(Collected data entries)

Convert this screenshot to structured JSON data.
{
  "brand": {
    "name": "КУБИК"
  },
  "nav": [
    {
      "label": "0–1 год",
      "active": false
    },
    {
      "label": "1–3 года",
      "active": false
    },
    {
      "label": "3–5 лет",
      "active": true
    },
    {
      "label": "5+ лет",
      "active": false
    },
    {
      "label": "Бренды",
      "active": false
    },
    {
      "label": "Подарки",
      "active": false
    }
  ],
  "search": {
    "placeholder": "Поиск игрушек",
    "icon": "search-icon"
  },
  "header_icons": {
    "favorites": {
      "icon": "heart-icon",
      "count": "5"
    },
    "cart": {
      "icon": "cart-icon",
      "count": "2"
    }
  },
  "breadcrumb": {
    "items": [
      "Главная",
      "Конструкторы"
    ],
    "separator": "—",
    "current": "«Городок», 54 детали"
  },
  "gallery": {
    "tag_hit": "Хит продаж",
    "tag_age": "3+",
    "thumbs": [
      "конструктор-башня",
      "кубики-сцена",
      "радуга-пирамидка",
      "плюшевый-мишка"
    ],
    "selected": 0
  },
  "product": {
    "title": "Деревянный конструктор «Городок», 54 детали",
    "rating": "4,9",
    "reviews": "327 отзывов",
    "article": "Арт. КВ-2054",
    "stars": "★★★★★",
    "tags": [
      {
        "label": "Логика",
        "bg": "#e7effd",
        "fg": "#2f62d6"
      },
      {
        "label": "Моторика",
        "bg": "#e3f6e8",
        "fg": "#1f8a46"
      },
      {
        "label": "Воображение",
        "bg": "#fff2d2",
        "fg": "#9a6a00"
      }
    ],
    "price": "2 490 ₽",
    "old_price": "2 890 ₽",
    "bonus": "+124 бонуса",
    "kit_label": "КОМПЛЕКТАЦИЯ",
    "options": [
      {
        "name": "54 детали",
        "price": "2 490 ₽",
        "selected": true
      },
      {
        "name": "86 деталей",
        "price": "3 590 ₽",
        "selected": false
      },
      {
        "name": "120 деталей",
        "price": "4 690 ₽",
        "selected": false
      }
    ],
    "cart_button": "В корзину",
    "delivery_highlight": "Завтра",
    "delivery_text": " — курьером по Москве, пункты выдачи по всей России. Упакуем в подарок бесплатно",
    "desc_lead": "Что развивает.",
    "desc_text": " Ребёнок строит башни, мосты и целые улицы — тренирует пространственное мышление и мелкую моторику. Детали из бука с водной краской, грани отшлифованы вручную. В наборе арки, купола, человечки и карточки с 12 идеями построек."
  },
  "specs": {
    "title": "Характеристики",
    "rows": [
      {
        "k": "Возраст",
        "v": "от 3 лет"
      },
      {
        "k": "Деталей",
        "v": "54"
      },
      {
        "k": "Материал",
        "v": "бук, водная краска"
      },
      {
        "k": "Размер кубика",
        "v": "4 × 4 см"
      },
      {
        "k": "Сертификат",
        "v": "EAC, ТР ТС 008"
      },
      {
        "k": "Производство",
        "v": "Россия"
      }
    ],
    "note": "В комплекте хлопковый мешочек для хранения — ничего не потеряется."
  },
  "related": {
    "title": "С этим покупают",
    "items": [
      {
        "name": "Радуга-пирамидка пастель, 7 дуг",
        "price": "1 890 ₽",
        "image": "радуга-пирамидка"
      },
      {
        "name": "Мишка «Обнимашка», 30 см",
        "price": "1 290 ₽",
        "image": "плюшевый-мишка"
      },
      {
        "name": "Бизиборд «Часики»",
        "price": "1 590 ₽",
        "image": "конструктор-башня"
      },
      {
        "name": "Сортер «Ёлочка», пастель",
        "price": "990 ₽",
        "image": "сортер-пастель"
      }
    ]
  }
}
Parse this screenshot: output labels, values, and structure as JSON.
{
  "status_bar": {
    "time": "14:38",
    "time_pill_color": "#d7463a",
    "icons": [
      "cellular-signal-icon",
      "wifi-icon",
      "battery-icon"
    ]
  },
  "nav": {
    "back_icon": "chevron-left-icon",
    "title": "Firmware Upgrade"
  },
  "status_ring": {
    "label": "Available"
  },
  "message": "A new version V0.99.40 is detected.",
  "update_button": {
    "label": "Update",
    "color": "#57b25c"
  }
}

● SET EXERCISE
Search the lines above for the string "пастель" and copy each line that has it.

● FINAL RESULT
        "name": "Радуга-пирамидка пастель, 7 дуг",
        "name": "Сортер «Ёлочка», пастель",
        "image": "сортер-пастель"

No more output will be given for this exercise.